■ GOAL OF THE EXERCISE:
Determine the number of lines that contain the word "未成年人保护法", then state that number and nothing more.

■ SUPPLIED ENTRIES:

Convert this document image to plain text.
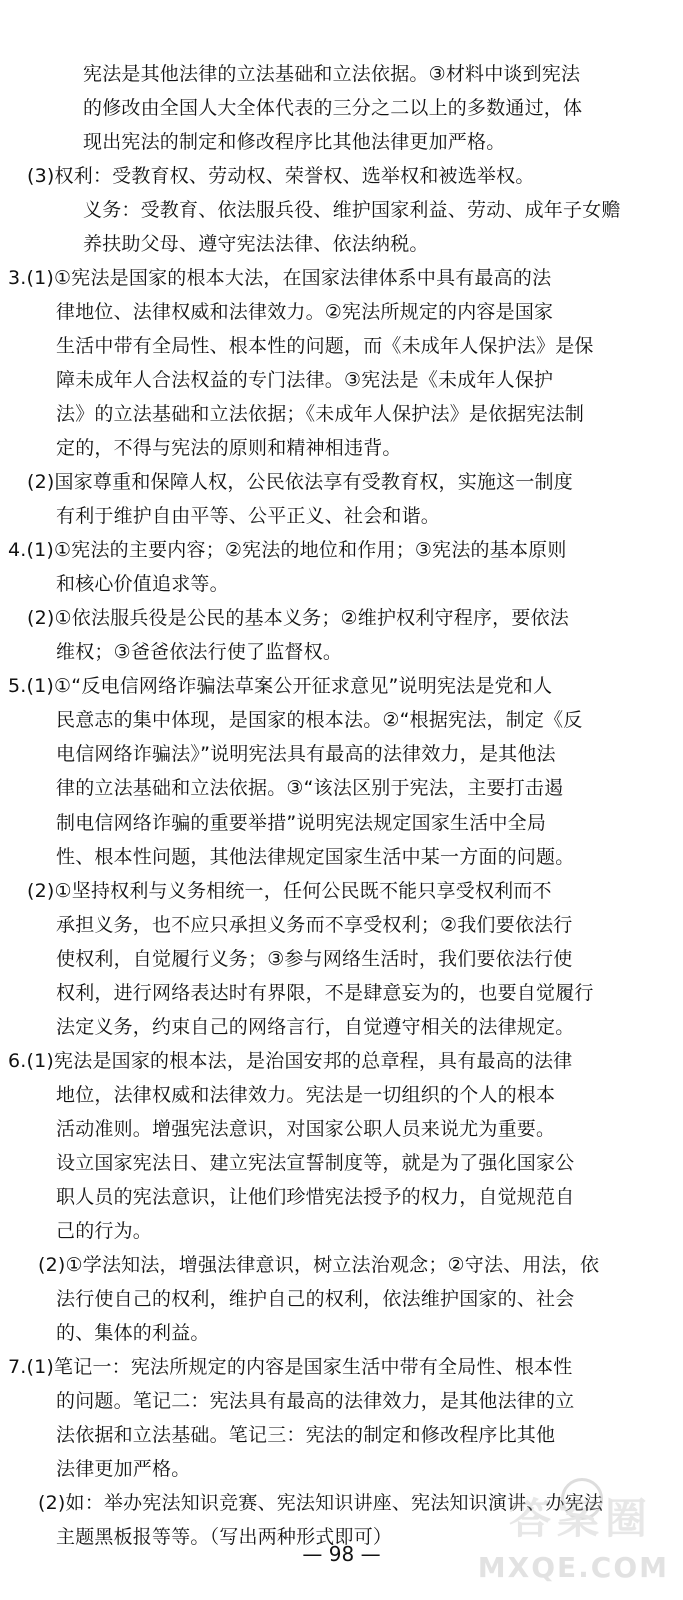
宪法是其他法律的立法基础和立法依据。③材料中谈到宪法
的修改由全国人大全体代表的三分之二以上的多数通过，体
现出宪法的制定和修改程序比其他法律更加严格。
(3)权利：受教育权、劳动权、荣誉权、选举权和被选举权。
义务：受教育、依法服兵役、维护国家利益、劳动、成年子女赡
养扶助父母、遵守宪法法律、依法纳税。
3.(1)①宪法是国家的根本大法，在国家法律体系中具有最高的法
律地位、法律权威和法律效力。②宪法所规定的内容是国家
生活中带有全局性、根本性的问题，而《未成年人保护法》是保
障未成年人合法权益的专门法律。③宪法是《未成年人保护
法》的立法基础和立法依据；《未成年人保护法》是依据宪法制
定的，不得与宪法的原则和精神相违背。
(2)国家尊重和保障人权，公民依法享有受教育权，实施这一制度
有利于维护自由平等、公平正义、社会和谐。
4.(1)①宪法的主要内容；②宪法的地位和作用；③宪法的基本原则
和核心价值追求等。
(2)①依法服兵役是公民的基本义务；②维护权利守程序，要依法
维权；③爸爸依法行使了监督权。
5.(1)①“反电信网络诈骗法草案公开征求意见”说明宪法是党和人
民意志的集中体现，是国家的根本法。②“根据宪法，制定《反
电信网络诈骗法》”说明宪法具有最高的法律效力，是其他法
律的立法基础和立法依据。③“该法区别于宪法，主要打击遏
制电信网络诈骗的重要举措”说明宪法规定国家生活中全局
性、根本性问题，其他法律规定国家生活中某一方面的问题。
(2)①坚持权利与义务相统一，任何公民既不能只享受权利而不
承担义务，也不应只承担义务而不享受权利；②我们要依法行
使权利，自觉履行义务；③参与网络生活时，我们要依法行使
权利，进行网络表达时有界限，不是肆意妄为的，也要自觉履行
法定义务，约束自己的网络言行，自觉遵守相关的法律规定。
6.(1)宪法是国家的根本法，是治国安邦的总章程，具有最高的法律
地位，法律权威和法律效力。宪法是一切组织的个人的根本
活动准则。增强宪法意识，对国家公职人员来说尤为重要。
设立国家宪法日、建立宪法宣誓制度等，就是为了强化国家公
职人员的宪法意识，让他们珍惜宪法授予的权力，自觉规范自
己的行为。
(2)①学法知法，增强法律意识，树立法治观念；②守法、用法，依
法行使自己的权利，维护自己的权利，依法维护国家的、社会
的、集体的利益。
7.(1)笔记一：宪法所规定的内容是国家生活中带有全局性、根本性
的问题。笔记二：宪法具有最高的法律效力，是其他法律的立
法依据和立法基础。笔记三：宪法的制定和修改程序比其他
法律更加严格。
(2)如：举办宪法知识竞赛、宪法知识讲座、宪法知识演讲、办宪法
主题黑板报等等。（写出两种形式即可）
— 98 —
答案圈
MXQE.COM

■ RESULT OF THIS TASK:
2